-- Problem to solve --
Copy every line of the records below word for word, keeping their order.

-- Material provided --
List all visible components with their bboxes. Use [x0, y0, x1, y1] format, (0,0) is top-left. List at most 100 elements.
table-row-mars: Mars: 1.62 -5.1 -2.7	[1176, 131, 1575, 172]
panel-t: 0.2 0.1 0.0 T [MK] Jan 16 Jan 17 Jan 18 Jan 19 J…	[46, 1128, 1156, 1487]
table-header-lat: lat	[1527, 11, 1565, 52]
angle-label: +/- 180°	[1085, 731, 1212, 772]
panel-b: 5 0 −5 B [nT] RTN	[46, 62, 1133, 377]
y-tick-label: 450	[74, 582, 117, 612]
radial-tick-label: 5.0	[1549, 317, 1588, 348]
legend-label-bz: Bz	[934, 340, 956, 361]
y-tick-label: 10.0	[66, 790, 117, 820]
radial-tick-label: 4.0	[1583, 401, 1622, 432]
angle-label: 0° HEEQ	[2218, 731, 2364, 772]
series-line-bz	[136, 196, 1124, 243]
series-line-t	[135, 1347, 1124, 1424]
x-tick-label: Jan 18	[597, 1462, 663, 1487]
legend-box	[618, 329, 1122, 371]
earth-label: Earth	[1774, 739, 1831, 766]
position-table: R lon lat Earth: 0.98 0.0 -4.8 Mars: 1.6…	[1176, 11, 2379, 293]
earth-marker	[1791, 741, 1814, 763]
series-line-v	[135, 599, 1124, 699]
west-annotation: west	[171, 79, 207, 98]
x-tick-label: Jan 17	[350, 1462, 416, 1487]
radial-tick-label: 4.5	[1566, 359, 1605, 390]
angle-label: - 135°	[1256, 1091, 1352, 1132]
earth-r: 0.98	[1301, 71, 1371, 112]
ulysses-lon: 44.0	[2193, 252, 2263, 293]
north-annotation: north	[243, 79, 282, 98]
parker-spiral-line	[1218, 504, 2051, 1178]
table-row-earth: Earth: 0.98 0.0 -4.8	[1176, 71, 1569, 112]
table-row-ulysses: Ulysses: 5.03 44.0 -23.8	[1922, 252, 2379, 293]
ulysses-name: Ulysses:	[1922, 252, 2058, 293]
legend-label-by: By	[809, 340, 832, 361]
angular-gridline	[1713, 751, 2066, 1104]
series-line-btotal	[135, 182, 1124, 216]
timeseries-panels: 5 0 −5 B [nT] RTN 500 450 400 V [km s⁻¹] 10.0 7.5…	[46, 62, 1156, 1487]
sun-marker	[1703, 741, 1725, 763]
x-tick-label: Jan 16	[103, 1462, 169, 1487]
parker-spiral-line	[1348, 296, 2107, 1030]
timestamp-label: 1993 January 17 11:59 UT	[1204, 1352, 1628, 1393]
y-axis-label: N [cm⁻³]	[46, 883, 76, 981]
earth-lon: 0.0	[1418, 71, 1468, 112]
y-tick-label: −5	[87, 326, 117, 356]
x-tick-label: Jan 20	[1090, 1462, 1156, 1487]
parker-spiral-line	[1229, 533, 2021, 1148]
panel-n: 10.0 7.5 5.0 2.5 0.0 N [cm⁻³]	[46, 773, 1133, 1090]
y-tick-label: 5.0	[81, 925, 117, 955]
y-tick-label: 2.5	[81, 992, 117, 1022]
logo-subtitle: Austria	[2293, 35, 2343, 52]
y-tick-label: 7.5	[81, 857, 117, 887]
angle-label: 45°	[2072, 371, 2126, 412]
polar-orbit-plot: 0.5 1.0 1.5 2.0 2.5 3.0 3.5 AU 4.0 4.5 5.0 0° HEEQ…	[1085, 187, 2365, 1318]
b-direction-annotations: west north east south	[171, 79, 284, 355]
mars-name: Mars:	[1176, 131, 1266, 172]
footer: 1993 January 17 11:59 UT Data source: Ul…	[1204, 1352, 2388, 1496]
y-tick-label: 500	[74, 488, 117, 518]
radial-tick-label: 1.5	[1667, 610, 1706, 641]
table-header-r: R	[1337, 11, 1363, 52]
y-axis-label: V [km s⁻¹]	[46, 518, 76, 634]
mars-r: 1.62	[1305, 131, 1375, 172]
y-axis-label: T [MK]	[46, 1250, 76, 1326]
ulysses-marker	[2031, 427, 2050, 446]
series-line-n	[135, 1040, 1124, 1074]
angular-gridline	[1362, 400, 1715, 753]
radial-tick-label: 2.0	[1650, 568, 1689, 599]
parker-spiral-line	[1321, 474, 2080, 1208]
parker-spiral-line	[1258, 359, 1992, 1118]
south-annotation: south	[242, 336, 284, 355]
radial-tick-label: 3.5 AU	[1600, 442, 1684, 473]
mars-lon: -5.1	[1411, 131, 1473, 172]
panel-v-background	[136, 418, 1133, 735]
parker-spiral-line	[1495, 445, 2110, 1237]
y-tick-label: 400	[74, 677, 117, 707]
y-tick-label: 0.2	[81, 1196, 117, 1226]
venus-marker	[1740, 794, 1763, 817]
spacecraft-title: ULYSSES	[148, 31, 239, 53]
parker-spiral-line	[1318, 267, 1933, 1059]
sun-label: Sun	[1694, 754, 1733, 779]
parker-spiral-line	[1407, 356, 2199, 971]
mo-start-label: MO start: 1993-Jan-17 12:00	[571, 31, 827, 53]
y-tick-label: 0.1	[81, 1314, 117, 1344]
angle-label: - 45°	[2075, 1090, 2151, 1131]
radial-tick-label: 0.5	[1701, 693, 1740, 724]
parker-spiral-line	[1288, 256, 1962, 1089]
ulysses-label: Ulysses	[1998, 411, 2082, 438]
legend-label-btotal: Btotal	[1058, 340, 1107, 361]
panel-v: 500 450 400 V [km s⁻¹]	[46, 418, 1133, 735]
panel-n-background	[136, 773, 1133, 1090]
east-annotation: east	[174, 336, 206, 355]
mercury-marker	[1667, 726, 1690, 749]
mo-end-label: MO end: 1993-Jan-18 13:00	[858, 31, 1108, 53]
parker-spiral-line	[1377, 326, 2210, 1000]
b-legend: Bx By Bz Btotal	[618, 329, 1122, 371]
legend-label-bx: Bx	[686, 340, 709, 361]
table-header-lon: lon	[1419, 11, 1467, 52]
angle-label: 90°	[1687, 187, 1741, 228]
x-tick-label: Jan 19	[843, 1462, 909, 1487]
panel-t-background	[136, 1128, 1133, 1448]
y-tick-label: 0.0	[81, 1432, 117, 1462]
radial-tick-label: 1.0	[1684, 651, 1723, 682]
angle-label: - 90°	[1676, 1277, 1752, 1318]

-- Problem solution --
List all visible components with their bboxes. Use [x0, y0, x1, y1] format, (0,0) is top-left. List at most 100 elements.
table-row-mars: Mars: 1.62 -5.1 -2.7	[1176, 131, 1575, 172]
panel-t: 0.2 0.1 0.0 T [MK] Jan 16 Jan 17 Jan 18 Jan 19 J…	[46, 1128, 1156, 1487]
table-header-lat: lat	[1527, 11, 1565, 52]
angle-label: +/- 180°	[1085, 731, 1212, 772]
panel-b: 5 0 −5 B [nT] RTN	[46, 62, 1133, 377]
y-tick-label: 450	[74, 582, 117, 612]
radial-tick-label: 5.0	[1549, 317, 1588, 348]
legend-label-bz: Bz	[934, 340, 956, 361]
y-tick-label: 10.0	[66, 790, 117, 820]
radial-tick-label: 4.0	[1583, 401, 1622, 432]
angle-label: 0° HEEQ	[2218, 731, 2364, 772]
series-line-bz	[136, 196, 1124, 243]
series-line-t	[135, 1347, 1124, 1424]
x-tick-label: Jan 18	[597, 1462, 663, 1487]
legend-box	[618, 329, 1122, 371]
earth-label: Earth	[1774, 739, 1831, 766]
position-table: R lon lat Earth: 0.98 0.0 -4.8 Mars: 1.6…	[1176, 11, 2379, 293]
earth-marker	[1791, 741, 1814, 763]
series-line-v	[135, 599, 1124, 699]
west-annotation: west	[171, 79, 207, 98]
x-tick-label: Jan 17	[350, 1462, 416, 1487]
radial-tick-label: 4.5	[1566, 359, 1605, 390]
angle-label: - 135°	[1256, 1091, 1352, 1132]
earth-r: 0.98	[1301, 71, 1371, 112]
ulysses-lon: 44.0	[2193, 252, 2263, 293]
north-annotation: north	[243, 79, 282, 98]
parker-spiral-line	[1218, 504, 2051, 1178]
table-row-earth: Earth: 0.98 0.0 -4.8	[1176, 71, 1569, 112]
table-row-ulysses: Ulysses: 5.03 44.0 -23.8	[1922, 252, 2379, 293]
ulysses-name: Ulysses:	[1922, 252, 2058, 293]
legend-label-by: By	[809, 340, 832, 361]
angular-gridline	[1713, 751, 2066, 1104]
series-line-btotal	[135, 182, 1124, 216]
timeseries-panels: 5 0 −5 B [nT] RTN 500 450 400 V [km s⁻¹] 10.0 7.5…	[46, 62, 1156, 1487]
sun-marker	[1703, 741, 1725, 763]
x-tick-label: Jan 16	[103, 1462, 169, 1487]
parker-spiral-line	[1348, 296, 2107, 1030]
timestamp-label: 1993 January 17 11:59 UT	[1204, 1352, 1628, 1393]
y-axis-label: N [cm⁻³]	[46, 883, 76, 981]
earth-lon: 0.0	[1418, 71, 1468, 112]
y-tick-label: −5	[87, 326, 117, 356]
x-tick-label: Jan 20	[1090, 1462, 1156, 1487]
parker-spiral-line	[1229, 533, 2021, 1148]
panel-n: 10.0 7.5 5.0 2.5 0.0 N [cm⁻³]	[46, 773, 1133, 1090]
y-tick-label: 5.0	[81, 925, 117, 955]
y-tick-label: 2.5	[81, 992, 117, 1022]
logo-subtitle: Austria	[2293, 35, 2343, 52]
y-tick-label: 7.5	[81, 857, 117, 887]
angle-label: 45°	[2072, 371, 2126, 412]
polar-orbit-plot: 0.5 1.0 1.5 2.0 2.5 3.0 3.5 AU 4.0 4.5 5.0 0° HEEQ…	[1085, 187, 2365, 1318]
b-direction-annotations: west north east south	[171, 79, 284, 355]
mars-name: Mars:	[1176, 131, 1266, 172]
footer: 1993 January 17 11:59 UT Data source: Ul…	[1204, 1352, 2388, 1496]
y-tick-label: 500	[74, 488, 117, 518]
radial-tick-label: 1.5	[1667, 610, 1706, 641]
table-header-r: R	[1337, 11, 1363, 52]
y-axis-label: V [km s⁻¹]	[46, 518, 76, 634]
mars-r: 1.62	[1305, 131, 1375, 172]
y-axis-label: T [MK]	[46, 1250, 76, 1326]
ulysses-marker	[2031, 427, 2050, 446]
series-line-n	[135, 1040, 1124, 1074]
angular-gridline	[1362, 400, 1715, 753]
radial-tick-label: 2.0	[1650, 568, 1689, 599]
parker-spiral-line	[1321, 474, 2080, 1208]
parker-spiral-line	[1258, 359, 1992, 1118]
south-annotation: south	[242, 336, 284, 355]
radial-tick-label: 3.5 AU	[1600, 442, 1684, 473]
mars-lon: -5.1	[1411, 131, 1473, 172]
panel-v-background	[136, 418, 1133, 735]
parker-spiral-line	[1495, 445, 2110, 1237]
y-tick-label: 400	[74, 677, 117, 707]
y-tick-label: 0.2	[81, 1196, 117, 1226]
venus-marker	[1740, 794, 1763, 817]
spacecraft-title: ULYSSES	[148, 31, 239, 53]
parker-spiral-line	[1318, 267, 1933, 1059]
sun-label: Sun	[1694, 754, 1733, 779]
parker-spiral-line	[1407, 356, 2199, 971]
mo-start-label: MO start: 1993-Jan-17 12:00	[571, 31, 827, 53]
y-tick-label: 0.1	[81, 1314, 117, 1344]
angle-label: - 45°	[2075, 1090, 2151, 1131]
radial-tick-label: 0.5	[1701, 693, 1740, 724]
parker-spiral-line	[1288, 256, 1962, 1089]
ulysses-label: Ulysses	[1998, 411, 2082, 438]
legend-label-btotal: Btotal	[1058, 340, 1107, 361]
panel-v: 500 450 400 V [km s⁻¹]	[46, 418, 1133, 735]
panel-n-background	[136, 773, 1133, 1090]
east-annotation: east	[174, 336, 206, 355]
mercury-marker	[1667, 726, 1690, 749]
mo-end-label: MO end: 1993-Jan-18 13:00	[858, 31, 1108, 53]
parker-spiral-line	[1377, 326, 2210, 1000]
b-legend: Bx By Bz Btotal	[618, 329, 1122, 371]
legend-label-bx: Bx	[686, 340, 709, 361]
table-header-lon: lon	[1419, 11, 1467, 52]
angle-label: 90°	[1687, 187, 1741, 228]
x-tick-label: Jan 19	[843, 1462, 909, 1487]
panel-t-background	[136, 1128, 1133, 1448]
y-tick-label: 0.0	[81, 1432, 117, 1462]
radial-tick-label: 1.0	[1684, 651, 1723, 682]
angle-label: - 90°	[1676, 1277, 1752, 1318]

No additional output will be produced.